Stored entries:
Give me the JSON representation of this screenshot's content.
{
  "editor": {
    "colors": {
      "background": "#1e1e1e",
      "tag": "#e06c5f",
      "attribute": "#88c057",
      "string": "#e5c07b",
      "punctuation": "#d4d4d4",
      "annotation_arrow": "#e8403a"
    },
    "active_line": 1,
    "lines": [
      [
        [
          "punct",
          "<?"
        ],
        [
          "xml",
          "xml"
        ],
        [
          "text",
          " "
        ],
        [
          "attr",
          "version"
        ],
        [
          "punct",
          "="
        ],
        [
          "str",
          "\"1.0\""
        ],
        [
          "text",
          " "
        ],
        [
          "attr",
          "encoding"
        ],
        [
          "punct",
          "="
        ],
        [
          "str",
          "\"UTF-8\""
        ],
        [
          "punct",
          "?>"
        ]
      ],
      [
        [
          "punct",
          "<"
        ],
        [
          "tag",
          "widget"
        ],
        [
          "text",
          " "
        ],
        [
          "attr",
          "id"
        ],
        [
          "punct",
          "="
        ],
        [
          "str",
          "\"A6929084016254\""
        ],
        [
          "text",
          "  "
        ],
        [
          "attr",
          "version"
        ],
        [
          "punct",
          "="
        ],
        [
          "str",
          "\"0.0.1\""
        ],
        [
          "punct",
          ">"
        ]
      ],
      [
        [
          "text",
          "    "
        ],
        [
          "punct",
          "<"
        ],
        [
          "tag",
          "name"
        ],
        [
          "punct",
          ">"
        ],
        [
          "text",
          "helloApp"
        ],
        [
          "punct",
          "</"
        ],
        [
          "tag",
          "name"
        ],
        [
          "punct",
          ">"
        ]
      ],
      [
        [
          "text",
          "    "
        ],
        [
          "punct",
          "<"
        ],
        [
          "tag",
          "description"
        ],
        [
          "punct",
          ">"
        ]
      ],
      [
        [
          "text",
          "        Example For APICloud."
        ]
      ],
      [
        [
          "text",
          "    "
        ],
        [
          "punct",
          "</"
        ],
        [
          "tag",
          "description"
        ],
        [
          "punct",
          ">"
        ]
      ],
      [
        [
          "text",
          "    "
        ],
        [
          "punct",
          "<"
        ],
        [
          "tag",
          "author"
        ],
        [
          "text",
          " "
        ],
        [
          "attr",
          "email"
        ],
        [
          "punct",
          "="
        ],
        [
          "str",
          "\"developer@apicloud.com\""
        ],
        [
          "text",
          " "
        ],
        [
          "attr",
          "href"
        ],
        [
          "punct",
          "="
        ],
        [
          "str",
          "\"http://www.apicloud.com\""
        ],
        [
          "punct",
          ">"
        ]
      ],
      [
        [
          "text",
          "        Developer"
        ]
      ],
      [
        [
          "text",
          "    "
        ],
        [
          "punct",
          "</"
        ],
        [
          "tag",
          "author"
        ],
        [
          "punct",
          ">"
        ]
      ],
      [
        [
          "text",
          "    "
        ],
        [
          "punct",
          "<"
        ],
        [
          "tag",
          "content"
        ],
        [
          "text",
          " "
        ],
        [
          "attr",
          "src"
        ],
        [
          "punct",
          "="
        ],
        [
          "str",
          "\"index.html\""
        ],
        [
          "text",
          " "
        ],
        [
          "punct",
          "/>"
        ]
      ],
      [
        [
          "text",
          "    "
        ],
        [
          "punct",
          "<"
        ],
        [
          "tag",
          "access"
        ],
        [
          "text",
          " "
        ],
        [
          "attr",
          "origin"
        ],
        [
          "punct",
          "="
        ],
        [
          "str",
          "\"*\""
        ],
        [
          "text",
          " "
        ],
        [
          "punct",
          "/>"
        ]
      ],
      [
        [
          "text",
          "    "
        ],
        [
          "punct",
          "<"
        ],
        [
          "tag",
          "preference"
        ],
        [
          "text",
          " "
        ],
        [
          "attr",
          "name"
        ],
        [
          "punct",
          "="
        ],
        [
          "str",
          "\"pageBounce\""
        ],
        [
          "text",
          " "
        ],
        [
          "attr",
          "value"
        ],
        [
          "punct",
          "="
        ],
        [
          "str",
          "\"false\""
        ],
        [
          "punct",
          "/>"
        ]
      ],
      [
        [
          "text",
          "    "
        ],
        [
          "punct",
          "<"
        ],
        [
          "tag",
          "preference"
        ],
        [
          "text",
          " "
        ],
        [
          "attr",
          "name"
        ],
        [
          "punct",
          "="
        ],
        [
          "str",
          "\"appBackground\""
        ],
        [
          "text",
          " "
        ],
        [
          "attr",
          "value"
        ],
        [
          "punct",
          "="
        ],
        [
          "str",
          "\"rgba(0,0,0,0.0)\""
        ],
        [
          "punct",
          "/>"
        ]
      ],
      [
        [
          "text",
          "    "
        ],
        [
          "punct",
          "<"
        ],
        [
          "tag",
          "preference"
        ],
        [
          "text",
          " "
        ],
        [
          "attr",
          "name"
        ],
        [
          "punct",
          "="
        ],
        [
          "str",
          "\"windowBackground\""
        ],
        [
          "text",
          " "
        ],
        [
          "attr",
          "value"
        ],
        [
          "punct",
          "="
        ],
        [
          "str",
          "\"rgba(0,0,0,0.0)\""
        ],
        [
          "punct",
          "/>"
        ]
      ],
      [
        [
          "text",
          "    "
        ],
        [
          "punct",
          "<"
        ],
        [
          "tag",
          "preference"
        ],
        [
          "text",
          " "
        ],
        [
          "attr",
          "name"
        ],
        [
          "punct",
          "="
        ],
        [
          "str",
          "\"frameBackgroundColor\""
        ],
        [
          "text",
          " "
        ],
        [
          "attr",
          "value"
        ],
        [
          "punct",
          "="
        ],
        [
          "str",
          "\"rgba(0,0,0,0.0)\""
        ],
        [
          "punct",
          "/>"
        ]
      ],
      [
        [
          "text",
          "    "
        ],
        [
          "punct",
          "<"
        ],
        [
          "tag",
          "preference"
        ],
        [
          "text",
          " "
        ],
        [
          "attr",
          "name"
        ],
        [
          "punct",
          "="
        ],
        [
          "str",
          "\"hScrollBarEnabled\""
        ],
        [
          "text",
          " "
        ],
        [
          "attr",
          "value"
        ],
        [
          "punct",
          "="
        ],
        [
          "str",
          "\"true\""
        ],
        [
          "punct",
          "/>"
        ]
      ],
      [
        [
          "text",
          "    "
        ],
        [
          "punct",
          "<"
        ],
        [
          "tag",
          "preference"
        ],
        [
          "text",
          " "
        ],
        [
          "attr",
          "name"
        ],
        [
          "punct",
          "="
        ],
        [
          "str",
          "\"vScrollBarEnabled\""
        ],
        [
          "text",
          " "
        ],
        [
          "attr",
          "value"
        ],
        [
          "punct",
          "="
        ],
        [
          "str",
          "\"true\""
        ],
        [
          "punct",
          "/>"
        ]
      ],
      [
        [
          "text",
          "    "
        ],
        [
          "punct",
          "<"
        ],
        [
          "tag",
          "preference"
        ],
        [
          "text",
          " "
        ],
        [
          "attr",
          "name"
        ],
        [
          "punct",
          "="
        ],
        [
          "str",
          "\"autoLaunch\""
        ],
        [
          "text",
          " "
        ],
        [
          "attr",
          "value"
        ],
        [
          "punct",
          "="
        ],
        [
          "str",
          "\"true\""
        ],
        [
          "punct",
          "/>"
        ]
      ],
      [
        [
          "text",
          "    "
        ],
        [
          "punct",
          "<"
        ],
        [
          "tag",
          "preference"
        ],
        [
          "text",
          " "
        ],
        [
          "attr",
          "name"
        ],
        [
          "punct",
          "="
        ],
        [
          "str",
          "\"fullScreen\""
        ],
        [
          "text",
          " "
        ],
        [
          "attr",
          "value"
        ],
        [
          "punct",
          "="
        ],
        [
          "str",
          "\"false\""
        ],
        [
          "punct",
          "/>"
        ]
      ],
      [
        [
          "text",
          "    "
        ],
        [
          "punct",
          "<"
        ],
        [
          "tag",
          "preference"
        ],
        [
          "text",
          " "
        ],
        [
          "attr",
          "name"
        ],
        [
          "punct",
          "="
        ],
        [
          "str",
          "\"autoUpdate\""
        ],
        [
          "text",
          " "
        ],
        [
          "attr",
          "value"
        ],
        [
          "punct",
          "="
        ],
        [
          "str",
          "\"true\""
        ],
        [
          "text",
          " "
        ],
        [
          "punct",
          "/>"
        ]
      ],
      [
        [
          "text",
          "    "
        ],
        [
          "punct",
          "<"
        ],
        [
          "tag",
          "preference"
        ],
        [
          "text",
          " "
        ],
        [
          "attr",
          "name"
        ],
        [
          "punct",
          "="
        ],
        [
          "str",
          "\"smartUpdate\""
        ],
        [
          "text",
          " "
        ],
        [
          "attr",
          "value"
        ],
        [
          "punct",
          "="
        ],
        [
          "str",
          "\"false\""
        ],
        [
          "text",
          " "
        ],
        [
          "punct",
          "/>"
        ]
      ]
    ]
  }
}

* [What is required]: Locate the string "content" in the listing above and copy every line where it occurs.

* [Worked solution]:
Give me the JSON representation of this screenshot's content.
          "content"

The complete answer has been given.